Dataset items
┄┄┄┄┄┄┄┄┄┄
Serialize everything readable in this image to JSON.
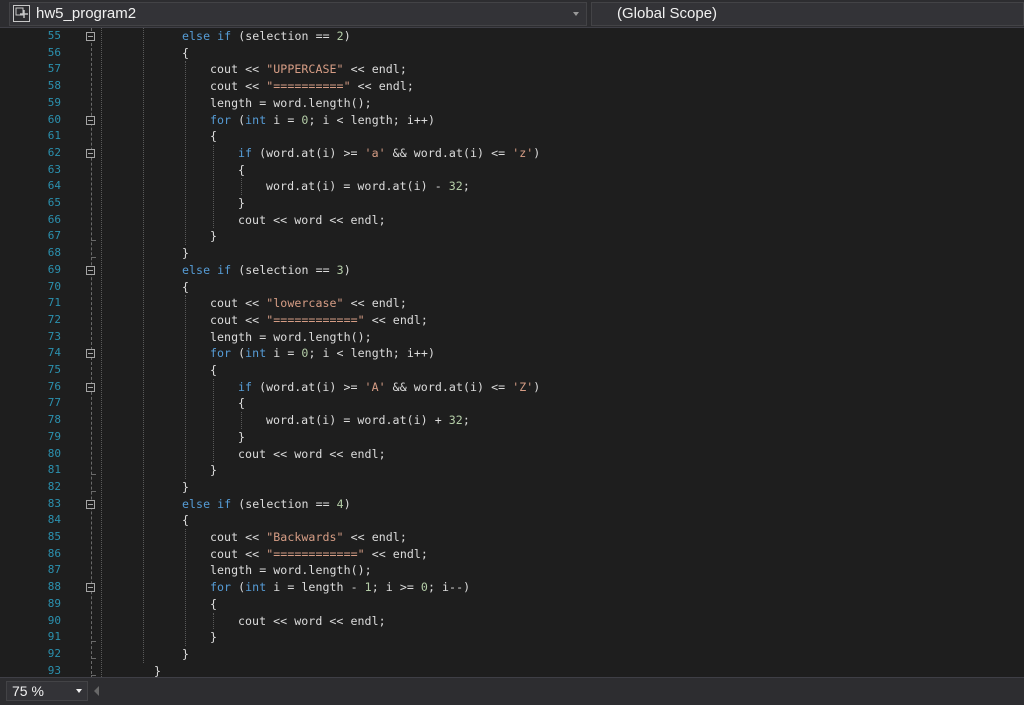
{
  "nav": {
    "project": "hw5_program2",
    "scope": "(Global Scope)"
  },
  "zoom": "75 %",
  "colors": {
    "keyword": "#569cd6",
    "string": "#d69d85",
    "number": "#b5cea8",
    "text": "#dcdcdc",
    "line_number": "#2b91af",
    "background": "#1e1e1e"
  },
  "lines": [
    {
      "n": "55",
      "indent": 2,
      "tokens": [
        [
          "kw",
          "else if"
        ],
        [
          "txt",
          " (selection == "
        ],
        [
          "num",
          "2"
        ],
        [
          "txt",
          ")"
        ]
      ]
    },
    {
      "n": "56",
      "indent": 2,
      "tokens": [
        [
          "txt",
          "{"
        ]
      ]
    },
    {
      "n": "57",
      "indent": 3,
      "tokens": [
        [
          "txt",
          "cout << "
        ],
        [
          "str",
          "\"UPPERCASE\""
        ],
        [
          "txt",
          " << endl;"
        ]
      ]
    },
    {
      "n": "58",
      "indent": 3,
      "tokens": [
        [
          "txt",
          "cout << "
        ],
        [
          "str",
          "\"==========\""
        ],
        [
          "txt",
          " << endl;"
        ]
      ]
    },
    {
      "n": "59",
      "indent": 3,
      "tokens": [
        [
          "txt",
          "length = word.length();"
        ]
      ]
    },
    {
      "n": "60",
      "indent": 3,
      "tokens": [
        [
          "kw",
          "for"
        ],
        [
          "txt",
          " ("
        ],
        [
          "kw",
          "int"
        ],
        [
          "txt",
          " i = "
        ],
        [
          "num",
          "0"
        ],
        [
          "txt",
          "; i < length; i++)"
        ]
      ]
    },
    {
      "n": "61",
      "indent": 3,
      "tokens": [
        [
          "txt",
          "{"
        ]
      ]
    },
    {
      "n": "62",
      "indent": 4,
      "tokens": [
        [
          "kw",
          "if"
        ],
        [
          "txt",
          " (word.at(i) >= "
        ],
        [
          "str",
          "'a'"
        ],
        [
          "txt",
          " && word.at(i) <= "
        ],
        [
          "str",
          "'z'"
        ],
        [
          "txt",
          ")"
        ]
      ]
    },
    {
      "n": "63",
      "indent": 4,
      "tokens": [
        [
          "txt",
          "{"
        ]
      ]
    },
    {
      "n": "64",
      "indent": 5,
      "tokens": [
        [
          "txt",
          "word.at(i) = word.at(i) - "
        ],
        [
          "num",
          "32"
        ],
        [
          "txt",
          ";"
        ]
      ]
    },
    {
      "n": "65",
      "indent": 4,
      "tokens": [
        [
          "txt",
          "}"
        ]
      ]
    },
    {
      "n": "66",
      "indent": 4,
      "tokens": [
        [
          "txt",
          "cout << word << endl;"
        ]
      ]
    },
    {
      "n": "67",
      "indent": 3,
      "tokens": [
        [
          "txt",
          "}"
        ]
      ]
    },
    {
      "n": "68",
      "indent": 2,
      "tokens": [
        [
          "txt",
          "}"
        ]
      ]
    },
    {
      "n": "69",
      "indent": 2,
      "tokens": [
        [
          "kw",
          "else if"
        ],
        [
          "txt",
          " (selection == "
        ],
        [
          "num",
          "3"
        ],
        [
          "txt",
          ")"
        ]
      ]
    },
    {
      "n": "70",
      "indent": 2,
      "tokens": [
        [
          "txt",
          "{"
        ]
      ]
    },
    {
      "n": "71",
      "indent": 3,
      "tokens": [
        [
          "txt",
          "cout << "
        ],
        [
          "str",
          "\"lowercase\""
        ],
        [
          "txt",
          " << endl;"
        ]
      ]
    },
    {
      "n": "72",
      "indent": 3,
      "tokens": [
        [
          "txt",
          "cout << "
        ],
        [
          "str",
          "\"============\""
        ],
        [
          "txt",
          " << endl;"
        ]
      ]
    },
    {
      "n": "73",
      "indent": 3,
      "tokens": [
        [
          "txt",
          "length = word.length();"
        ]
      ]
    },
    {
      "n": "74",
      "indent": 3,
      "tokens": [
        [
          "kw",
          "for"
        ],
        [
          "txt",
          " ("
        ],
        [
          "kw",
          "int"
        ],
        [
          "txt",
          " i = "
        ],
        [
          "num",
          "0"
        ],
        [
          "txt",
          "; i < length; i++)"
        ]
      ]
    },
    {
      "n": "75",
      "indent": 3,
      "tokens": [
        [
          "txt",
          "{"
        ]
      ]
    },
    {
      "n": "76",
      "indent": 4,
      "tokens": [
        [
          "kw",
          "if"
        ],
        [
          "txt",
          " (word.at(i) >= "
        ],
        [
          "str",
          "'A'"
        ],
        [
          "txt",
          " && word.at(i) <= "
        ],
        [
          "str",
          "'Z'"
        ],
        [
          "txt",
          ")"
        ]
      ]
    },
    {
      "n": "77",
      "indent": 4,
      "tokens": [
        [
          "txt",
          "{"
        ]
      ]
    },
    {
      "n": "78",
      "indent": 5,
      "tokens": [
        [
          "txt",
          "word.at(i) = word.at(i) + "
        ],
        [
          "num",
          "32"
        ],
        [
          "txt",
          ";"
        ]
      ]
    },
    {
      "n": "79",
      "indent": 4,
      "tokens": [
        [
          "txt",
          "}"
        ]
      ]
    },
    {
      "n": "80",
      "indent": 4,
      "tokens": [
        [
          "txt",
          "cout << word << endl;"
        ]
      ]
    },
    {
      "n": "81",
      "indent": 3,
      "tokens": [
        [
          "txt",
          "}"
        ]
      ]
    },
    {
      "n": "82",
      "indent": 2,
      "tokens": [
        [
          "txt",
          "}"
        ]
      ]
    },
    {
      "n": "83",
      "indent": 2,
      "tokens": [
        [
          "kw",
          "else if"
        ],
        [
          "txt",
          " (selection == "
        ],
        [
          "num",
          "4"
        ],
        [
          "txt",
          ")"
        ]
      ]
    },
    {
      "n": "84",
      "indent": 2,
      "tokens": [
        [
          "txt",
          "{"
        ]
      ]
    },
    {
      "n": "85",
      "indent": 3,
      "tokens": [
        [
          "txt",
          "cout << "
        ],
        [
          "str",
          "\"Backwards\""
        ],
        [
          "txt",
          " << endl;"
        ]
      ]
    },
    {
      "n": "86",
      "indent": 3,
      "tokens": [
        [
          "txt",
          "cout << "
        ],
        [
          "str",
          "\"============\""
        ],
        [
          "txt",
          " << endl;"
        ]
      ]
    },
    {
      "n": "87",
      "indent": 3,
      "tokens": [
        [
          "txt",
          "length = word.length();"
        ]
      ]
    },
    {
      "n": "88",
      "indent": 3,
      "tokens": [
        [
          "kw",
          "for"
        ],
        [
          "txt",
          " ("
        ],
        [
          "kw",
          "int"
        ],
        [
          "txt",
          " i = length - "
        ],
        [
          "num",
          "1"
        ],
        [
          "txt",
          "; i >= "
        ],
        [
          "num",
          "0"
        ],
        [
          "txt",
          "; i--)"
        ]
      ]
    },
    {
      "n": "89",
      "indent": 3,
      "tokens": [
        [
          "txt",
          "{"
        ]
      ]
    },
    {
      "n": "90",
      "indent": 4,
      "tokens": [
        [
          "txt",
          "cout << word << endl;"
        ]
      ]
    },
    {
      "n": "91",
      "indent": 3,
      "tokens": [
        [
          "txt",
          "}"
        ]
      ]
    },
    {
      "n": "92",
      "indent": 2,
      "tokens": [
        [
          "txt",
          "}"
        ]
      ]
    },
    {
      "n": "93",
      "indent": 1,
      "tokens": [
        [
          "txt",
          "}"
        ]
      ]
    }
  ]
}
┄┄┄┄┄┄┄┄┄┄
Give an exact reproduction of every line, leaving out any picture.

Output for this task:
Serialize everything readable in this image to JSON.
{
  "nav": {
    "project": "hw5_program2",
    "scope": "(Global Scope)"
  },
  "zoom": "75 %",
  "colors": {
    "keyword": "#569cd6",
    "string": "#d69d85",
    "number": "#b5cea8",
    "text": "#dcdcdc",
    "line_number": "#2b91af",
    "background": "#1e1e1e"
  },
  "lines": [
    {
      "n": "55",
      "indent": 2,
      "tokens": [
        [
          "kw",
          "else if"
        ],
        [
          "txt",
          " (selection == "
        ],
        [
          "num",
          "2"
        ],
        [
          "txt",
          ")"
        ]
      ]
    },
    {
      "n": "56",
      "indent": 2,
      "tokens": [
        [
          "txt",
          "{"
        ]
      ]
    },
    {
      "n": "57",
      "indent": 3,
      "tokens": [
        [
          "txt",
          "cout << "
        ],
        [
          "str",
          "\"UPPERCASE\""
        ],
        [
          "txt",
          " << endl;"
        ]
      ]
    },
    {
      "n": "58",
      "indent": 3,
      "tokens": [
        [
          "txt",
          "cout << "
        ],
        [
          "str",
          "\"==========\""
        ],
        [
          "txt",
          " << endl;"
        ]
      ]
    },
    {
      "n": "59",
      "indent": 3,
      "tokens": [
        [
          "txt",
          "length = word.length();"
        ]
      ]
    },
    {
      "n": "60",
      "indent": 3,
      "tokens": [
        [
          "kw",
          "for"
        ],
        [
          "txt",
          " ("
        ],
        [
          "kw",
          "int"
        ],
        [
          "txt",
          " i = "
        ],
        [
          "num",
          "0"
        ],
        [
          "txt",
          "; i < length; i++)"
        ]
      ]
    },
    {
      "n": "61",
      "indent": 3,
      "tokens": [
        [
          "txt",
          "{"
        ]
      ]
    },
    {
      "n": "62",
      "indent": 4,
      "tokens": [
        [
          "kw",
          "if"
        ],
        [
          "txt",
          " (word.at(i) >= "
        ],
        [
          "str",
          "'a'"
        ],
        [
          "txt",
          " && word.at(i) <= "
        ],
        [
          "str",
          "'z'"
        ],
        [
          "txt",
          ")"
        ]
      ]
    },
    {
      "n": "63",
      "indent": 4,
      "tokens": [
        [
          "txt",
          "{"
        ]
      ]
    },
    {
      "n": "64",
      "indent": 5,
      "tokens": [
        [
          "txt",
          "word.at(i) = word.at(i) - "
        ],
        [
          "num",
          "32"
        ],
        [
          "txt",
          ";"
        ]
      ]
    },
    {
      "n": "65",
      "indent": 4,
      "tokens": [
        [
          "txt",
          "}"
        ]
      ]
    },
    {
      "n": "66",
      "indent": 4,
      "tokens": [
        [
          "txt",
          "cout << word << endl;"
        ]
      ]
    },
    {
      "n": "67",
      "indent": 3,
      "tokens": [
        [
          "txt",
          "}"
        ]
      ]
    },
    {
      "n": "68",
      "indent": 2,
      "tokens": [
        [
          "txt",
          "}"
        ]
      ]
    },
    {
      "n": "69",
      "indent": 2,
      "tokens": [
        [
          "kw",
          "else if"
        ],
        [
          "txt",
          " (selection == "
        ],
        [
          "num",
          "3"
        ],
        [
          "txt",
          ")"
        ]
      ]
    },
    {
      "n": "70",
      "indent": 2,
      "tokens": [
        [
          "txt",
          "{"
        ]
      ]
    },
    {
      "n": "71",
      "indent": 3,
      "tokens": [
        [
          "txt",
          "cout << "
        ],
        [
          "str",
          "\"lowercase\""
        ],
        [
          "txt",
          " << endl;"
        ]
      ]
    },
    {
      "n": "72",
      "indent": 3,
      "tokens": [
        [
          "txt",
          "cout << "
        ],
        [
          "str",
          "\"============\""
        ],
        [
          "txt",
          " << endl;"
        ]
      ]
    },
    {
      "n": "73",
      "indent": 3,
      "tokens": [
        [
          "txt",
          "length = word.length();"
        ]
      ]
    },
    {
      "n": "74",
      "indent": 3,
      "tokens": [
        [
          "kw",
          "for"
        ],
        [
          "txt",
          " ("
        ],
        [
          "kw",
          "int"
        ],
        [
          "txt",
          " i = "
        ],
        [
          "num",
          "0"
        ],
        [
          "txt",
          "; i < length; i++)"
        ]
      ]
    },
    {
      "n": "75",
      "indent": 3,
      "tokens": [
        [
          "txt",
          "{"
        ]
      ]
    },
    {
      "n": "76",
      "indent": 4,
      "tokens": [
        [
          "kw",
          "if"
        ],
        [
          "txt",
          " (word.at(i) >= "
        ],
        [
          "str",
          "'A'"
        ],
        [
          "txt",
          " && word.at(i) <= "
        ],
        [
          "str",
          "'Z'"
        ],
        [
          "txt",
          ")"
        ]
      ]
    },
    {
      "n": "77",
      "indent": 4,
      "tokens": [
        [
          "txt",
          "{"
        ]
      ]
    },
    {
      "n": "78",
      "indent": 5,
      "tokens": [
        [
          "txt",
          "word.at(i) = word.at(i) + "
        ],
        [
          "num",
          "32"
        ],
        [
          "txt",
          ";"
        ]
      ]
    },
    {
      "n": "79",
      "indent": 4,
      "tokens": [
        [
          "txt",
          "}"
        ]
      ]
    },
    {
      "n": "80",
      "indent": 4,
      "tokens": [
        [
          "txt",
          "cout << word << endl;"
        ]
      ]
    },
    {
      "n": "81",
      "indent": 3,
      "tokens": [
        [
          "txt",
          "}"
        ]
      ]
    },
    {
      "n": "82",
      "indent": 2,
      "tokens": [
        [
          "txt",
          "}"
        ]
      ]
    },
    {
      "n": "83",
      "indent": 2,
      "tokens": [
        [
          "kw",
          "else if"
        ],
        [
          "txt",
          " (selection == "
        ],
        [
          "num",
          "4"
        ],
        [
          "txt",
          ")"
        ]
      ]
    },
    {
      "n": "84",
      "indent": 2,
      "tokens": [
        [
          "txt",
          "{"
        ]
      ]
    },
    {
      "n": "85",
      "indent": 3,
      "tokens": [
        [
          "txt",
          "cout << "
        ],
        [
          "str",
          "\"Backwards\""
        ],
        [
          "txt",
          " << endl;"
        ]
      ]
    },
    {
      "n": "86",
      "indent": 3,
      "tokens": [
        [
          "txt",
          "cout << "
        ],
        [
          "str",
          "\"============\""
        ],
        [
          "txt",
          " << endl;"
        ]
      ]
    },
    {
      "n": "87",
      "indent": 3,
      "tokens": [
        [
          "txt",
          "length = word.length();"
        ]
      ]
    },
    {
      "n": "88",
      "indent": 3,
      "tokens": [
        [
          "kw",
          "for"
        ],
        [
          "txt",
          " ("
        ],
        [
          "kw",
          "int"
        ],
        [
          "txt",
          " i = length - "
        ],
        [
          "num",
          "1"
        ],
        [
          "txt",
          "; i >= "
        ],
        [
          "num",
          "0"
        ],
        [
          "txt",
          "; i--)"
        ]
      ]
    },
    {
      "n": "89",
      "indent": 3,
      "tokens": [
        [
          "txt",
          "{"
        ]
      ]
    },
    {
      "n": "90",
      "indent": 4,
      "tokens": [
        [
          "txt",
          "cout << word << endl;"
        ]
      ]
    },
    {
      "n": "91",
      "indent": 3,
      "tokens": [
        [
          "txt",
          "}"
        ]
      ]
    },
    {
      "n": "92",
      "indent": 2,
      "tokens": [
        [
          "txt",
          "}"
        ]
      ]
    },
    {
      "n": "93",
      "indent": 1,
      "tokens": [
        [
          "txt",
          "}"
        ]
      ]
    }
  ]
}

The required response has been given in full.